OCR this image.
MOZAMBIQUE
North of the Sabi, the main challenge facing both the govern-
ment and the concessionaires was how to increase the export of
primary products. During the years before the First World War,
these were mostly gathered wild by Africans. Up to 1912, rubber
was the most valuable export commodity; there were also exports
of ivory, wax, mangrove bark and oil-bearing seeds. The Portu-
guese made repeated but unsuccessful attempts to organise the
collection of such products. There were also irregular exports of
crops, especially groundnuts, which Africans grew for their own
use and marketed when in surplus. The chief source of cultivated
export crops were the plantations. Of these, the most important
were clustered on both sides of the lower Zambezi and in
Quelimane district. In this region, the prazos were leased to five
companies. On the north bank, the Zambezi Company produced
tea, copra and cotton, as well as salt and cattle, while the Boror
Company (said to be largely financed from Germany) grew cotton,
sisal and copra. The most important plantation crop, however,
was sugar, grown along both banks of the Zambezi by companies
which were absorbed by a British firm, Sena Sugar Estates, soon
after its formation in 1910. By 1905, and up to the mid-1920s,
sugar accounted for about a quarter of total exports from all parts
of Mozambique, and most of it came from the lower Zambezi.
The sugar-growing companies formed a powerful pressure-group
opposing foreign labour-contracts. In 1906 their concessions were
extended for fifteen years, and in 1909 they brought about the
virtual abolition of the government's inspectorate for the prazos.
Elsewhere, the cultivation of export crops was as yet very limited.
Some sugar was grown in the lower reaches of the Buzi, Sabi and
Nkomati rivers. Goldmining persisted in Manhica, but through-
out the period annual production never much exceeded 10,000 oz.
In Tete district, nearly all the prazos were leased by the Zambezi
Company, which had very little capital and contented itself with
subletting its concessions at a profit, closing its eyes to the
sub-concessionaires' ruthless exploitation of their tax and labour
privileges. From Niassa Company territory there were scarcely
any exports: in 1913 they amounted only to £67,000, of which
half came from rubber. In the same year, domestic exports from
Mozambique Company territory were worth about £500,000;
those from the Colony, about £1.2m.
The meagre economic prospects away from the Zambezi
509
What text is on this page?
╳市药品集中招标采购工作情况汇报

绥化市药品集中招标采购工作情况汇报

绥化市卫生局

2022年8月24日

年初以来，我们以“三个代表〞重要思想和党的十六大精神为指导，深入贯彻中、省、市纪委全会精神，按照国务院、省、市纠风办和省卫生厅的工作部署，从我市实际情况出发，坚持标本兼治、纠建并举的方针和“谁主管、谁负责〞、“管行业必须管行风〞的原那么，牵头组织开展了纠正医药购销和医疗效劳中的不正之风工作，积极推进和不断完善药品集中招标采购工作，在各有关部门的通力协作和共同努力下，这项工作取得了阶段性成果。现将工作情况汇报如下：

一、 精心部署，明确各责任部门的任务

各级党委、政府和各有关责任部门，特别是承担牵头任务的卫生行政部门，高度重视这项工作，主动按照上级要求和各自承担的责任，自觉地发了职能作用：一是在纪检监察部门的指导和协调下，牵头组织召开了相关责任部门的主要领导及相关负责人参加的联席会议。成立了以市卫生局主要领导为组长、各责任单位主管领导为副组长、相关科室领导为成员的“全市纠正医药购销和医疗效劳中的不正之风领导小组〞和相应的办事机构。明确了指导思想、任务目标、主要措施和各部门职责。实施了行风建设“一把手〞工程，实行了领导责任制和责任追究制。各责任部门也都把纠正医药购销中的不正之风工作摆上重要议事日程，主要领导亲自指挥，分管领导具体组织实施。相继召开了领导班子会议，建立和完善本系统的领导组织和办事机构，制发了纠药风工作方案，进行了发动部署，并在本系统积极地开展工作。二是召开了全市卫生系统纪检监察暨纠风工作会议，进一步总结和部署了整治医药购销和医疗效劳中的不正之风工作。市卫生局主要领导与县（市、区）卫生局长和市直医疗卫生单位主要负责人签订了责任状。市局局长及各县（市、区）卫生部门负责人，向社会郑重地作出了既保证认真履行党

★ ★ ★ ★

> **Task to carry out**
Copy each line of the data above without altering a single character.

> **Exercise response**
OCR this image.
MOZAMBIQUE
North of the Sabi, the main challenge facing both the govern-
ment and the concessionaires was how to increase the export of
primary products. During the years before the First World War,
these were mostly gathered wild by Africans. Up to 1912, rubber
was the most valuable export commodity; there were also exports
of ivory, wax, mangrove bark and oil-bearing seeds. The Portu-
guese made repeated but unsuccessful attempts to organise the
collection of such products. There were also irregular exports of
crops, especially groundnuts, which Africans grew for their own
use and marketed when in surplus. The chief source of cultivated
export crops were the plantations. Of these, the most important
were clustered on both sides of the lower Zambezi and in
Quelimane district. In this region, the prazos were leased to five
companies. On the north bank, the Zambezi Company produced
tea, copra and cotton, as well as salt and cattle, while the Boror
Company (said to be largely financed from Germany) grew cotton,
sisal and copra. The most important plantation crop, however,
was sugar, grown along both banks of the Zambezi by companies
which were absorbed by a British firm, Sena Sugar Estates, soon
after its formation in 1910. By 1905, and up to the mid-1920s,
sugar accounted for about a quarter of total exports from all parts
of Mozambique, and most of it came from the lower Zambezi.
The sugar-growing companies formed a powerful pressure-group
opposing foreign labour-contracts. In 1906 their concessions were
extended for fifteen years, and in 1909 they brought about the
virtual abolition of the government's inspectorate for the prazos.
Elsewhere, the cultivation of export crops was as yet very limited.
Some sugar was grown in the lower reaches of the Buzi, Sabi and
Nkomati rivers. Goldmining persisted in Manhica, but through-
out the period annual production never much exceeded 10,000 oz.
In Tete district, nearly all the prazos were leased by the Zambezi
Company, which had very little capital and contented itself with
subletting its concessions at a profit, closing its eyes to the
sub-concessionaires' ruthless exploitation of their tax and labour
privileges. From Niassa Company territory there were scarcely
any exports: in 1913 they amounted only to £67,000, of which
half came from rubber. In the same year, domestic exports from
Mozambique Company territory were worth about £500,000;
those from the Colony, about £1.2m.
The meagre economic prospects away from the Zambezi
509
What text is on this page?
╳市药品集中招标采购工作情况汇报

绥化市药品集中招标采购工作情况汇报

绥化市卫生局

2022年8月24日

年初以来，我们以“三个代表〞重要思想和党的十六大精神为指导，深入贯彻中、省、市纪委全会精神，按照国务院、省、市纠风办和省卫生厅的工作部署，从我市实际情况出发，坚持标本兼治、纠建并举的方针和“谁主管、谁负责〞、“管行业必须管行风〞的原那么，牵头组织开展了纠正医药购销和医疗效劳中的不正之风工作，积极推进和不断完善药品集中招标采购工作，在各有关部门的通力协作和共同努力下，这项工作取得了阶段性成果。现将工作情况汇报如下：

一、 精心部署，明确各责任部门的任务

各级党委、政府和各有关责任部门，特别是承担牵头任务的卫生行政部门，高度重视这项工作，主动按照上级要求和各自承担的责任，自觉地发了职能作用：一是在纪检监察部门的指导和协调下，牵头组织召开了相关责任部门的主要领导及相关负责人参加的联席会议。成立了以市卫生局主要领导为组长、各责任单位主管领导为副组长、相关科室领导为成员的“全市纠正医药购销和医疗效劳中的不正之风领导小组〞和相应的办事机构。明确了指导思想、任务目标、主要措施和各部门职责。实施了行风建设“一把手〞工程，实行了领导责任制和责任追究制。各责任部门也都把纠正医药购销中的不正之风工作摆上重要议事日程，主要领导亲自指挥，分管领导具体组织实施。相继召开了领导班子会议，建立和完善本系统的领导组织和办事机构，制发了纠药风工作方案，进行了发动部署，并在本系统积极地开展工作。二是召开了全市卫生系统纪检监察暨纠风工作会议，进一步总结和部署了整治医药购销和医疗效劳中的不正之风工作。市卫生局主要领导与县（市、区）卫生局长和市直医疗卫生单位主要负责人签订了责任状。市局局长及各县（市、区）卫生部门负责人，向社会郑重地作出了既保证认真履行党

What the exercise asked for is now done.